● **DIRECTIONS**:
In the listing below, count each line containing "background" and answer with the count only.

Chart and figure data
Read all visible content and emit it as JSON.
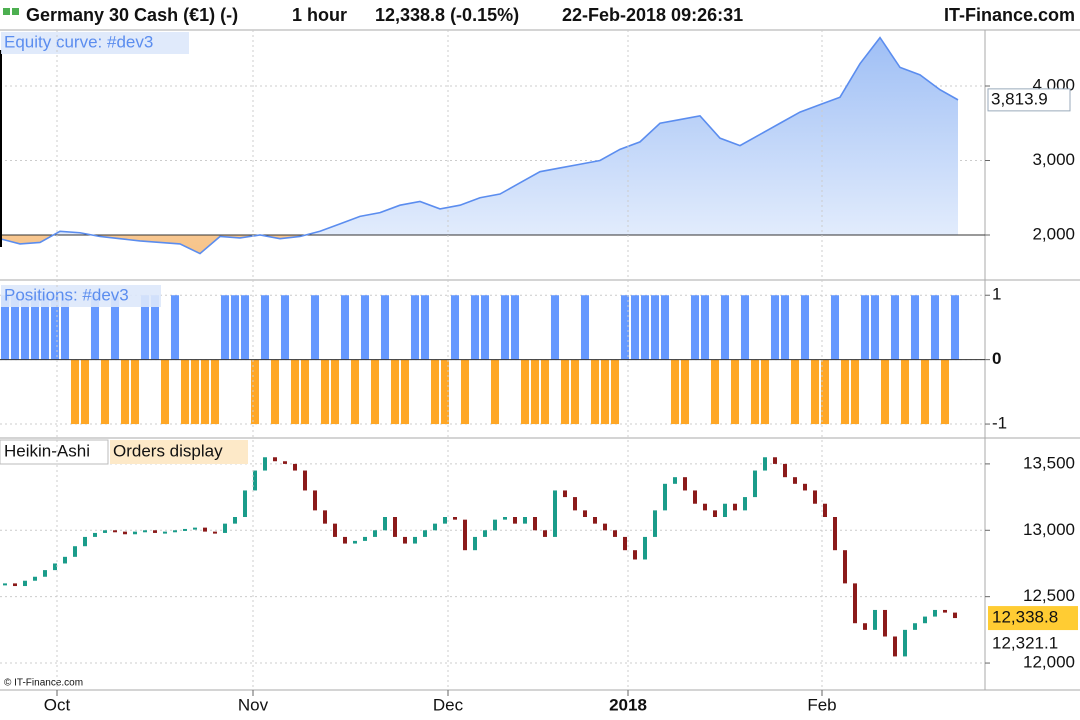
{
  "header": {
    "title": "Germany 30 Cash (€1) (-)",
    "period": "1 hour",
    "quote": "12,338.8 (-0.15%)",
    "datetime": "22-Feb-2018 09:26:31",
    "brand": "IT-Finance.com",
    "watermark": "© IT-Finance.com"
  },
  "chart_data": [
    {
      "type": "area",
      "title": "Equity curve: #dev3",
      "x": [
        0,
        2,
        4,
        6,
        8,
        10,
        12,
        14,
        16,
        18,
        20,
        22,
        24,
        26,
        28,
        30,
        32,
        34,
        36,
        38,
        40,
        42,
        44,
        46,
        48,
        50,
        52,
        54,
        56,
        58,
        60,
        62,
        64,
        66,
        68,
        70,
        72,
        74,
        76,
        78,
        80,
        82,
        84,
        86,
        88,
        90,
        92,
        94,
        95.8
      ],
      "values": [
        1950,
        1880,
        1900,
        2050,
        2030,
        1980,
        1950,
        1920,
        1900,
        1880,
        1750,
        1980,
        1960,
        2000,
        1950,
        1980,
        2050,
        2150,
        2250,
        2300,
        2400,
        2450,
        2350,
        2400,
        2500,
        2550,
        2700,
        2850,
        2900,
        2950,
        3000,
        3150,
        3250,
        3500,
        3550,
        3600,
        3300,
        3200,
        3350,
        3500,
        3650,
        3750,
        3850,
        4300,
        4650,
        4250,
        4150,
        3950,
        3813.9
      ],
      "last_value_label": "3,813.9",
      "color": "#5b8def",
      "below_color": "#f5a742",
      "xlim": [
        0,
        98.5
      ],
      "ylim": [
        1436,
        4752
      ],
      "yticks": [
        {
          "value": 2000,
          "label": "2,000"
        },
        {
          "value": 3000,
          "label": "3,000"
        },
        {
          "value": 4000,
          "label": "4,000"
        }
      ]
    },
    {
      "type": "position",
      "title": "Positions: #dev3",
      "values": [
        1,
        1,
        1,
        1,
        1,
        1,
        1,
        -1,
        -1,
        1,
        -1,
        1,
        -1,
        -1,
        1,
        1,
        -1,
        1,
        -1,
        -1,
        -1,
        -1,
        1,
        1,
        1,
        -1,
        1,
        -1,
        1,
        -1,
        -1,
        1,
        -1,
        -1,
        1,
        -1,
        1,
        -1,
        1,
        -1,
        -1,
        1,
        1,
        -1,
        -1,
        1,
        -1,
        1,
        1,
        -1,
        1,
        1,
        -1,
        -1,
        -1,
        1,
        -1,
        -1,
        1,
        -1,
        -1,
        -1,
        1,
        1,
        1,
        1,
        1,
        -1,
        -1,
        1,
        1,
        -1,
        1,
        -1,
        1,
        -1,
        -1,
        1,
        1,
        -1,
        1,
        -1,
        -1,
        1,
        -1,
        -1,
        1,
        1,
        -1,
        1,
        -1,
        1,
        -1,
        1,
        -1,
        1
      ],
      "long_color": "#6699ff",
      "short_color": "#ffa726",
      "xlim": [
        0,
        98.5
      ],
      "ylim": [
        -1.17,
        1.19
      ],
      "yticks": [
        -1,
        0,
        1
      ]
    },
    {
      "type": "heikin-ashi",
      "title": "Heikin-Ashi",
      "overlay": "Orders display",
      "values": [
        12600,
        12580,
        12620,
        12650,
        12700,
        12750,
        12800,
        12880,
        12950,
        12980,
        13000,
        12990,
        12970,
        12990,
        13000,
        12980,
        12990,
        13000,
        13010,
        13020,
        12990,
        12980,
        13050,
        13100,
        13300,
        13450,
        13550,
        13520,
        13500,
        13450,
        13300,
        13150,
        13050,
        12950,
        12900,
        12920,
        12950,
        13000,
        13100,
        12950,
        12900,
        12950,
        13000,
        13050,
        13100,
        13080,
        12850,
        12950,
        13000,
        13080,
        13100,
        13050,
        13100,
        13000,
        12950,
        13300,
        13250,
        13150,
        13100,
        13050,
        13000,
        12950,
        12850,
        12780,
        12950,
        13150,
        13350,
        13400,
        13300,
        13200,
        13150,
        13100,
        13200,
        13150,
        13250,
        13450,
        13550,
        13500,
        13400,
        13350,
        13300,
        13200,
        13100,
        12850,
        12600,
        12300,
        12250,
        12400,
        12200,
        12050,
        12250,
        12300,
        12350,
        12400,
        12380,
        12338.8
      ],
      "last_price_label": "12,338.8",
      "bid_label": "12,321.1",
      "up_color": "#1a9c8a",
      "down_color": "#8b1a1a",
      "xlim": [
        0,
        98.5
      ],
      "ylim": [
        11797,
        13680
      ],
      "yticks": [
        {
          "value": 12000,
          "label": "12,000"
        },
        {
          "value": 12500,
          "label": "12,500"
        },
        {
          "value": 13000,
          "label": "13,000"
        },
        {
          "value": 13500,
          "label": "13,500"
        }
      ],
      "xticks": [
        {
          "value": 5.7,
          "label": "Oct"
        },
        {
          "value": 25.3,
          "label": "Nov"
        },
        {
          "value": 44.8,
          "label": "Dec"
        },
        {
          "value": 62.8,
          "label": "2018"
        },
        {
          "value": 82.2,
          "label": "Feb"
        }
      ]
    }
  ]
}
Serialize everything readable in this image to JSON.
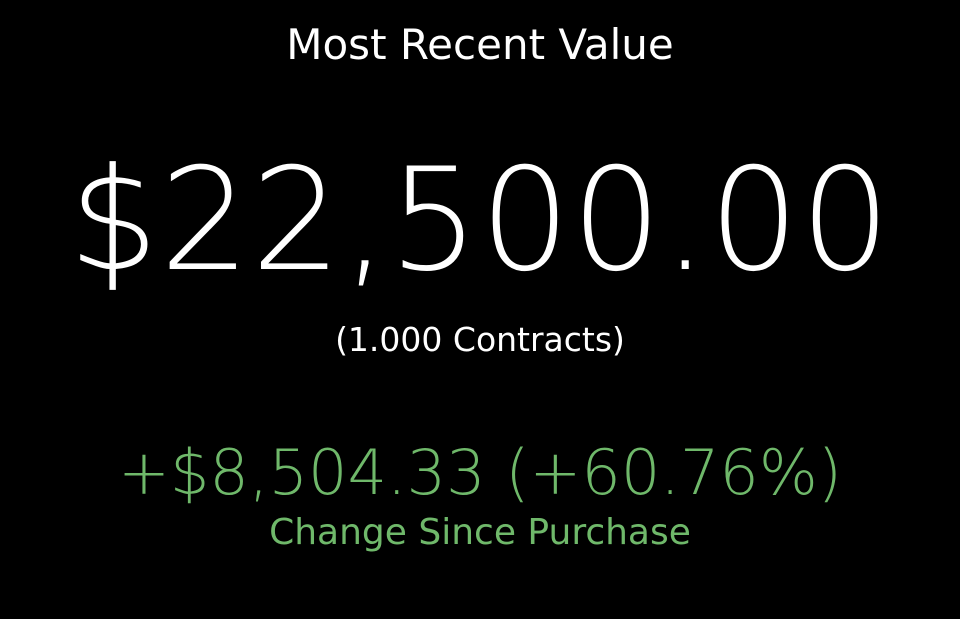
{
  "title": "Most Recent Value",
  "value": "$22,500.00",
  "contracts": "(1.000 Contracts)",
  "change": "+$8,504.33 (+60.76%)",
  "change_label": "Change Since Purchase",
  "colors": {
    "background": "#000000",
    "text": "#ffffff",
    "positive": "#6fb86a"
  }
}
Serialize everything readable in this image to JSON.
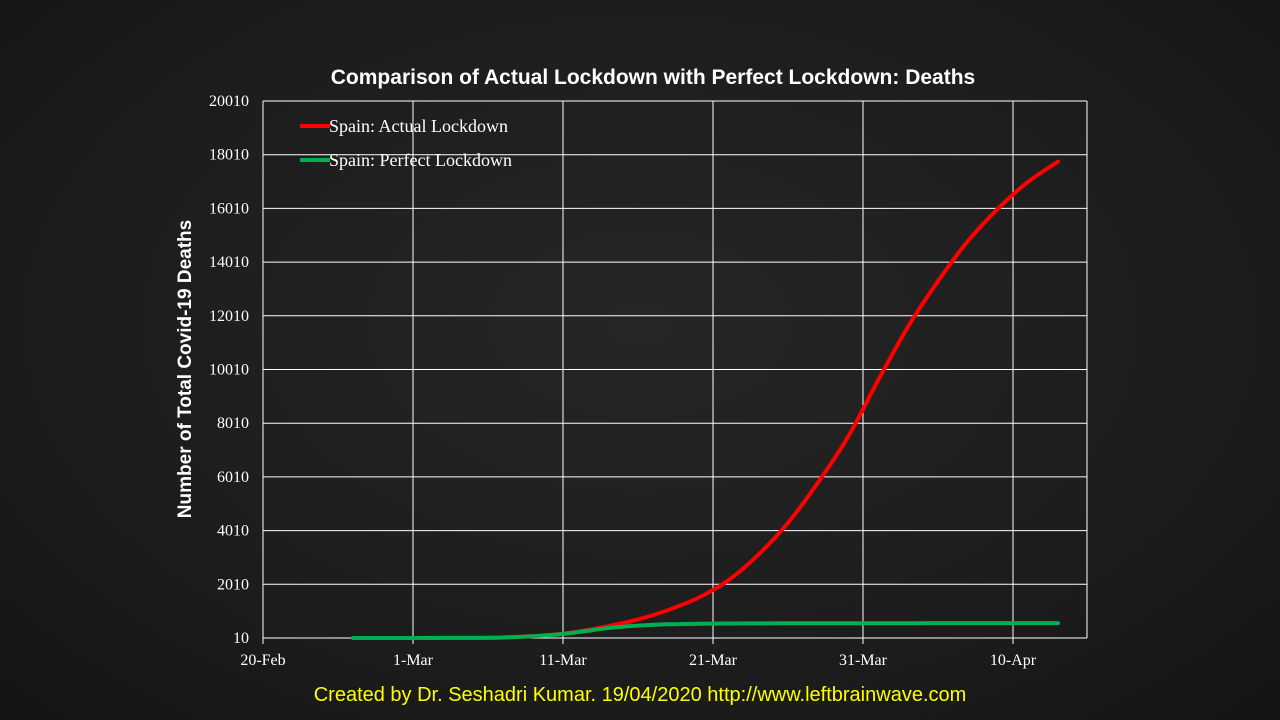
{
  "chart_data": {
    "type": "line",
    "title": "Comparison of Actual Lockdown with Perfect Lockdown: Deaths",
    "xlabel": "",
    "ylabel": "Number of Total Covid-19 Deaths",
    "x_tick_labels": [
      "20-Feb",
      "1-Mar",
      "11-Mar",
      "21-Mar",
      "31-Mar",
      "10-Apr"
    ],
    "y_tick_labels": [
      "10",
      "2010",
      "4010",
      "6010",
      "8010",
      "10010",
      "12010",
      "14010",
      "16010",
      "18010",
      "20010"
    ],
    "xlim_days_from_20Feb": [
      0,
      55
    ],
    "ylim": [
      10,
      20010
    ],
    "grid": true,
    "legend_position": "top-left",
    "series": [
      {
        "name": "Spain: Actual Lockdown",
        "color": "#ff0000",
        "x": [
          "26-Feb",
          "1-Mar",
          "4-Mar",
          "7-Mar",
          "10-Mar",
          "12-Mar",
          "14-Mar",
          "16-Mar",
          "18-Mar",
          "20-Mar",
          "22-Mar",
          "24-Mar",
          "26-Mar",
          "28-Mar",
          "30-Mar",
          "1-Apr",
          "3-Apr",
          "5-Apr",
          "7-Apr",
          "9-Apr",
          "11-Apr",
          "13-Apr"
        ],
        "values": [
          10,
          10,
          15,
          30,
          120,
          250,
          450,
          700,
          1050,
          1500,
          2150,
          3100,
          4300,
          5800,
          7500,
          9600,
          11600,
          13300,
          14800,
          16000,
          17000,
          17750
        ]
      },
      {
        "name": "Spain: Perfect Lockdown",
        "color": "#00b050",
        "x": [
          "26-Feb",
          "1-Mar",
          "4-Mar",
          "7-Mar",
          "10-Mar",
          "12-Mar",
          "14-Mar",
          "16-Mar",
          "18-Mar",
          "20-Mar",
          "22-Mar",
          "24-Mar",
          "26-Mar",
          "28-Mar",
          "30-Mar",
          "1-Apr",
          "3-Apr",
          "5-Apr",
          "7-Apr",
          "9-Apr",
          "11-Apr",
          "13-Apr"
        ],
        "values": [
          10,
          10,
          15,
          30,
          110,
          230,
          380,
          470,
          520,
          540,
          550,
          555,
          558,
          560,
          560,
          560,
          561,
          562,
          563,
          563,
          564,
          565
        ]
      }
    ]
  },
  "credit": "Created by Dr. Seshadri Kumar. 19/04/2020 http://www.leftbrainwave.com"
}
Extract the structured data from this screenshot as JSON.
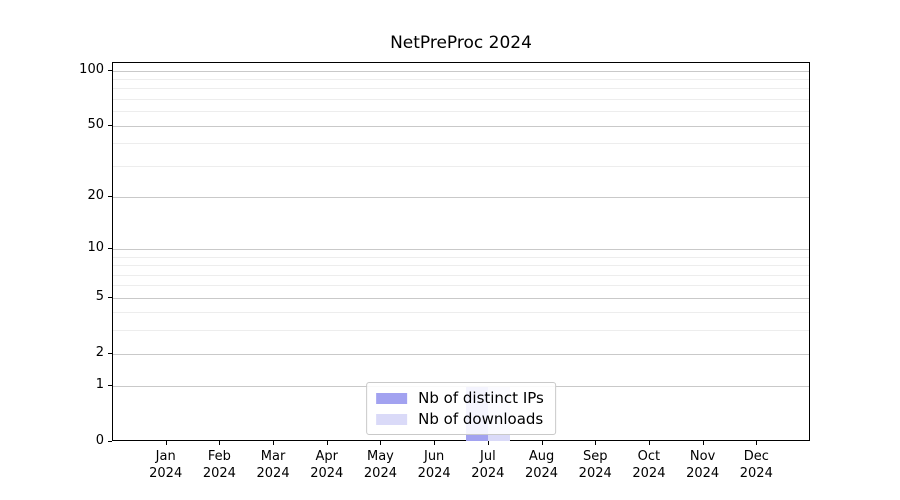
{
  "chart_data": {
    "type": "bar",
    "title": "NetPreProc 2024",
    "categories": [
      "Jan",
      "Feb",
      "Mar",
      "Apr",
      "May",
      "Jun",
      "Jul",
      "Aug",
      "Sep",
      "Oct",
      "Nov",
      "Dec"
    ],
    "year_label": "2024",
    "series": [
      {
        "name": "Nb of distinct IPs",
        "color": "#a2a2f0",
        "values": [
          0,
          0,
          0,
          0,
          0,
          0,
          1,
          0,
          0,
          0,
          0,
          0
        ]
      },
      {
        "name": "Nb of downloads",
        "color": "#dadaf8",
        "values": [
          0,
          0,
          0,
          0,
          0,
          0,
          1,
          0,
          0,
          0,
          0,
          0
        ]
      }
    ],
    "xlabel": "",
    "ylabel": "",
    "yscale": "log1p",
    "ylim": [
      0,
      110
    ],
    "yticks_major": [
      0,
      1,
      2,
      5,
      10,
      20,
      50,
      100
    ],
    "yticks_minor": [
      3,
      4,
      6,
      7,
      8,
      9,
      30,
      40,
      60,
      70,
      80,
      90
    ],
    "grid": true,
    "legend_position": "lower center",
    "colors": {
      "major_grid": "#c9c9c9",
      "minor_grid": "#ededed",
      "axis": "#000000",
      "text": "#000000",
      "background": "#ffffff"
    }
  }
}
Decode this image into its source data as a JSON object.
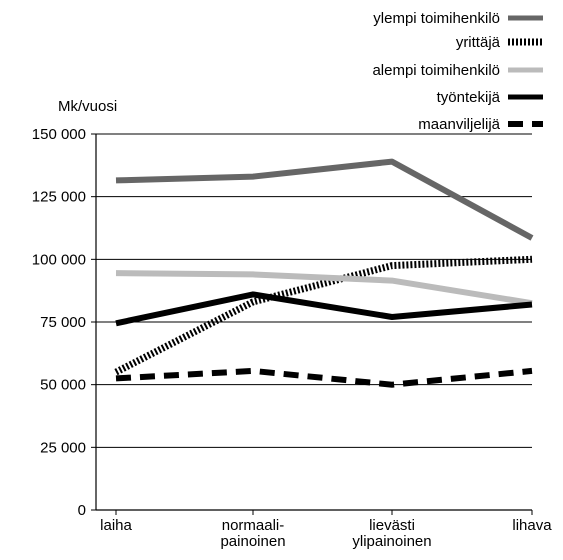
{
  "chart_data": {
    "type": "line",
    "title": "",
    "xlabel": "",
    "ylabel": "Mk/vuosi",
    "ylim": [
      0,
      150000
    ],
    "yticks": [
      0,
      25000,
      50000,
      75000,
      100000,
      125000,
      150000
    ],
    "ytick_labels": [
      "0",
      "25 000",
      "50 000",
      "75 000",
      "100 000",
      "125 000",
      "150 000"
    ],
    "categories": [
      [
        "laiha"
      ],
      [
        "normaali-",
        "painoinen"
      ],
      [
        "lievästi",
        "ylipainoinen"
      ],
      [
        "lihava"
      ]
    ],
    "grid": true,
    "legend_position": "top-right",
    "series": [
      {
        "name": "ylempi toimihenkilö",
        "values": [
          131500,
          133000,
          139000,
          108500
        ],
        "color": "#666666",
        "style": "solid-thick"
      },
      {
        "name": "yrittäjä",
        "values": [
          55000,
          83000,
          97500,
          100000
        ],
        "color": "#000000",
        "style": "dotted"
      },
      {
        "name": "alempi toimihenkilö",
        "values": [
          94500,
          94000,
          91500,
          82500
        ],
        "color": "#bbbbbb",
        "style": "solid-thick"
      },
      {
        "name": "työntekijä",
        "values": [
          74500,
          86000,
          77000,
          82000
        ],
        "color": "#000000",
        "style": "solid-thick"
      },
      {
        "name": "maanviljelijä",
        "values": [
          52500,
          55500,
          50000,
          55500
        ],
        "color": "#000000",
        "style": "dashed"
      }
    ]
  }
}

● **EXPECTED OUTPUT**:
2